** Start **

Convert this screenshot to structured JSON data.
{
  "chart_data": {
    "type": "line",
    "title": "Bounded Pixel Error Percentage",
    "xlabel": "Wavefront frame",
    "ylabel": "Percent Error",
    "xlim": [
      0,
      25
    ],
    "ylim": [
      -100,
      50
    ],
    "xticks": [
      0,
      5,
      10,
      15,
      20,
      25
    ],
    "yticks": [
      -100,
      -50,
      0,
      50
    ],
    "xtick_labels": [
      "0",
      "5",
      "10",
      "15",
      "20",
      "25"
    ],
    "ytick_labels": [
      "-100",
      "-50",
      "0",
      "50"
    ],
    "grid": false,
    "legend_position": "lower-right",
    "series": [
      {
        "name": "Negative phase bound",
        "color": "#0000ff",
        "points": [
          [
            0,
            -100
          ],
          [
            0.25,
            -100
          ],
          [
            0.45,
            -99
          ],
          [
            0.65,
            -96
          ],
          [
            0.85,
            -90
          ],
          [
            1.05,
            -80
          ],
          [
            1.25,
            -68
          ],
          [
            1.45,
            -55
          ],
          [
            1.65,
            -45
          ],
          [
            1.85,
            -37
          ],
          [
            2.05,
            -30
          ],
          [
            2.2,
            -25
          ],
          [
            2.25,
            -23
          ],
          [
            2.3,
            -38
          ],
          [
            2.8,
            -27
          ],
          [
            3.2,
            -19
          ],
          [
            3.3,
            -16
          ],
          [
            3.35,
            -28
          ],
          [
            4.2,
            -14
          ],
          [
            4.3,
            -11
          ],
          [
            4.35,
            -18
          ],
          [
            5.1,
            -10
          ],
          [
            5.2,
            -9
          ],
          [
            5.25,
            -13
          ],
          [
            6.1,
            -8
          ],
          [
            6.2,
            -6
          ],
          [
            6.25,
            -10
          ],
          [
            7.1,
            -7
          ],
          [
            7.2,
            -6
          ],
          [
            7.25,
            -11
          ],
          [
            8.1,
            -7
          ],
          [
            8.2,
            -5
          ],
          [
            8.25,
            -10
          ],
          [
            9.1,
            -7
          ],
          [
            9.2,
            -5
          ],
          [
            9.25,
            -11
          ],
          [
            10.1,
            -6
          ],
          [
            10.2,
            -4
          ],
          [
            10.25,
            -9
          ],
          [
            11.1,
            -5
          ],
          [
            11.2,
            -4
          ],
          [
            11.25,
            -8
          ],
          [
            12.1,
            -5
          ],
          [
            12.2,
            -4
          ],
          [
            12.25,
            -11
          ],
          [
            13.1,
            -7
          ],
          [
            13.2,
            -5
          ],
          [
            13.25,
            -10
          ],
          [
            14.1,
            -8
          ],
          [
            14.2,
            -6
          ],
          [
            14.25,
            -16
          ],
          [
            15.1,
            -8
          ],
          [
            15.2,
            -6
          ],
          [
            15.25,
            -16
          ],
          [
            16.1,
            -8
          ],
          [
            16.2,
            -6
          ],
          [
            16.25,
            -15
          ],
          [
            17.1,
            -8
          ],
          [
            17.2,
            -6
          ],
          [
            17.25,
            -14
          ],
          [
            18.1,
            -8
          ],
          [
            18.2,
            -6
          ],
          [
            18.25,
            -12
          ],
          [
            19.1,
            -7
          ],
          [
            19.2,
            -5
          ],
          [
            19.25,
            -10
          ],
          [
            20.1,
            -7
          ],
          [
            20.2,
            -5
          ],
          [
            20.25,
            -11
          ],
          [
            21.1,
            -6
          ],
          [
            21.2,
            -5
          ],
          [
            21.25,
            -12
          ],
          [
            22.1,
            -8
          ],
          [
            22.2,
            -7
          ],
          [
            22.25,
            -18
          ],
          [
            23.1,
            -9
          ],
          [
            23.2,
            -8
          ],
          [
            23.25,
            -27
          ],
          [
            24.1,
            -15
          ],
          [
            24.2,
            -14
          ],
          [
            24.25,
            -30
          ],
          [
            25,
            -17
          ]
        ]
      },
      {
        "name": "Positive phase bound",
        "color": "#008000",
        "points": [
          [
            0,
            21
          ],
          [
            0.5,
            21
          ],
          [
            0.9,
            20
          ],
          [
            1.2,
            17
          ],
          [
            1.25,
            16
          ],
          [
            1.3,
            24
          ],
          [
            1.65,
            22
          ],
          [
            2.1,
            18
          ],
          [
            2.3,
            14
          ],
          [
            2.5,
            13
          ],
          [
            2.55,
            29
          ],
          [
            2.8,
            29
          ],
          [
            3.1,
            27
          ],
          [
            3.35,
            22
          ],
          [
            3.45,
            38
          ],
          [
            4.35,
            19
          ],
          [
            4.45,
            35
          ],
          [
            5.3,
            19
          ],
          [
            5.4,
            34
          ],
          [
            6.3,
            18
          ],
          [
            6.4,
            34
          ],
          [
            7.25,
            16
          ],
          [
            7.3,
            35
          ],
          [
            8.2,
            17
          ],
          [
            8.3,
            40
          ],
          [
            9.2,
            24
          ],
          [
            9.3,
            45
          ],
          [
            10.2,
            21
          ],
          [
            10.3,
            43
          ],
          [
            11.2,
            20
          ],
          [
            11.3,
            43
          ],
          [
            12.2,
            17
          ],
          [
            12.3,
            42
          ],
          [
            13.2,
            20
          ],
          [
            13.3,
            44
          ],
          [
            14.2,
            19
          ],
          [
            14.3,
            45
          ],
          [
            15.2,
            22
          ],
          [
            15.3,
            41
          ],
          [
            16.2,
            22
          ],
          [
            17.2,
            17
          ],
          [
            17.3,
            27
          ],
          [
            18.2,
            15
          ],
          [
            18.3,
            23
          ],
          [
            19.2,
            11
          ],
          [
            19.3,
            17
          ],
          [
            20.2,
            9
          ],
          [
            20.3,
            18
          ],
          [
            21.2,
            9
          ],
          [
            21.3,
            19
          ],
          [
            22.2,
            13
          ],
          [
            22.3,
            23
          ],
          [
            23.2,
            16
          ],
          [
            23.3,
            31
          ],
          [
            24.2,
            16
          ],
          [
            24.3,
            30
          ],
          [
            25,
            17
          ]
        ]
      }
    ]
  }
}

** End **

» YOUR TASK: Print the listing above in full, exactly as it is.

» SOLUTION FOR THIS TASK:
Convert this screenshot to structured JSON data.
{
  "chart_data": {
    "type": "line",
    "title": "Bounded Pixel Error Percentage",
    "xlabel": "Wavefront frame",
    "ylabel": "Percent Error",
    "xlim": [
      0,
      25
    ],
    "ylim": [
      -100,
      50
    ],
    "xticks": [
      0,
      5,
      10,
      15,
      20,
      25
    ],
    "yticks": [
      -100,
      -50,
      0,
      50
    ],
    "xtick_labels": [
      "0",
      "5",
      "10",
      "15",
      "20",
      "25"
    ],
    "ytick_labels": [
      "-100",
      "-50",
      "0",
      "50"
    ],
    "grid": false,
    "legend_position": "lower-right",
    "series": [
      {
        "name": "Negative phase bound",
        "color": "#0000ff",
        "points": [
          [
            0,
            -100
          ],
          [
            0.25,
            -100
          ],
          [
            0.45,
            -99
          ],
          [
            0.65,
            -96
          ],
          [
            0.85,
            -90
          ],
          [
            1.05,
            -80
          ],
          [
            1.25,
            -68
          ],
          [
            1.45,
            -55
          ],
          [
            1.65,
            -45
          ],
          [
            1.85,
            -37
          ],
          [
            2.05,
            -30
          ],
          [
            2.2,
            -25
          ],
          [
            2.25,
            -23
          ],
          [
            2.3,
            -38
          ],
          [
            2.8,
            -27
          ],
          [
            3.2,
            -19
          ],
          [
            3.3,
            -16
          ],
          [
            3.35,
            -28
          ],
          [
            4.2,
            -14
          ],
          [
            4.3,
            -11
          ],
          [
            4.35,
            -18
          ],
          [
            5.1,
            -10
          ],
          [
            5.2,
            -9
          ],
          [
            5.25,
            -13
          ],
          [
            6.1,
            -8
          ],
          [
            6.2,
            -6
          ],
          [
            6.25,
            -10
          ],
          [
            7.1,
            -7
          ],
          [
            7.2,
            -6
          ],
          [
            7.25,
            -11
          ],
          [
            8.1,
            -7
          ],
          [
            8.2,
            -5
          ],
          [
            8.25,
            -10
          ],
          [
            9.1,
            -7
          ],
          [
            9.2,
            -5
          ],
          [
            9.25,
            -11
          ],
          [
            10.1,
            -6
          ],
          [
            10.2,
            -4
          ],
          [
            10.25,
            -9
          ],
          [
            11.1,
            -5
          ],
          [
            11.2,
            -4
          ],
          [
            11.25,
            -8
          ],
          [
            12.1,
            -5
          ],
          [
            12.2,
            -4
          ],
          [
            12.25,
            -11
          ],
          [
            13.1,
            -7
          ],
          [
            13.2,
            -5
          ],
          [
            13.25,
            -10
          ],
          [
            14.1,
            -8
          ],
          [
            14.2,
            -6
          ],
          [
            14.25,
            -16
          ],
          [
            15.1,
            -8
          ],
          [
            15.2,
            -6
          ],
          [
            15.25,
            -16
          ],
          [
            16.1,
            -8
          ],
          [
            16.2,
            -6
          ],
          [
            16.25,
            -15
          ],
          [
            17.1,
            -8
          ],
          [
            17.2,
            -6
          ],
          [
            17.25,
            -14
          ],
          [
            18.1,
            -8
          ],
          [
            18.2,
            -6
          ],
          [
            18.25,
            -12
          ],
          [
            19.1,
            -7
          ],
          [
            19.2,
            -5
          ],
          [
            19.25,
            -10
          ],
          [
            20.1,
            -7
          ],
          [
            20.2,
            -5
          ],
          [
            20.25,
            -11
          ],
          [
            21.1,
            -6
          ],
          [
            21.2,
            -5
          ],
          [
            21.25,
            -12
          ],
          [
            22.1,
            -8
          ],
          [
            22.2,
            -7
          ],
          [
            22.25,
            -18
          ],
          [
            23.1,
            -9
          ],
          [
            23.2,
            -8
          ],
          [
            23.25,
            -27
          ],
          [
            24.1,
            -15
          ],
          [
            24.2,
            -14
          ],
          [
            24.25,
            -30
          ],
          [
            25,
            -17
          ]
        ]
      },
      {
        "name": "Positive phase bound",
        "color": "#008000",
        "points": [
          [
            0,
            21
          ],
          [
            0.5,
            21
          ],
          [
            0.9,
            20
          ],
          [
            1.2,
            17
          ],
          [
            1.25,
            16
          ],
          [
            1.3,
            24
          ],
          [
            1.65,
            22
          ],
          [
            2.1,
            18
          ],
          [
            2.3,
            14
          ],
          [
            2.5,
            13
          ],
          [
            2.55,
            29
          ],
          [
            2.8,
            29
          ],
          [
            3.1,
            27
          ],
          [
            3.35,
            22
          ],
          [
            3.45,
            38
          ],
          [
            4.35,
            19
          ],
          [
            4.45,
            35
          ],
          [
            5.3,
            19
          ],
          [
            5.4,
            34
          ],
          [
            6.3,
            18
          ],
          [
            6.4,
            34
          ],
          [
            7.25,
            16
          ],
          [
            7.3,
            35
          ],
          [
            8.2,
            17
          ],
          [
            8.3,
            40
          ],
          [
            9.2,
            24
          ],
          [
            9.3,
            45
          ],
          [
            10.2,
            21
          ],
          [
            10.3,
            43
          ],
          [
            11.2,
            20
          ],
          [
            11.3,
            43
          ],
          [
            12.2,
            17
          ],
          [
            12.3,
            42
          ],
          [
            13.2,
            20
          ],
          [
            13.3,
            44
          ],
          [
            14.2,
            19
          ],
          [
            14.3,
            45
          ],
          [
            15.2,
            22
          ],
          [
            15.3,
            41
          ],
          [
            16.2,
            22
          ],
          [
            17.2,
            17
          ],
          [
            17.3,
            27
          ],
          [
            18.2,
            15
          ],
          [
            18.3,
            23
          ],
          [
            19.2,
            11
          ],
          [
            19.3,
            17
          ],
          [
            20.2,
            9
          ],
          [
            20.3,
            18
          ],
          [
            21.2,
            9
          ],
          [
            21.3,
            19
          ],
          [
            22.2,
            13
          ],
          [
            22.3,
            23
          ],
          [
            23.2,
            16
          ],
          [
            23.3,
            31
          ],
          [
            24.2,
            16
          ],
          [
            24.3,
            30
          ],
          [
            25,
            17
          ]
        ]
      }
    ]
  }
}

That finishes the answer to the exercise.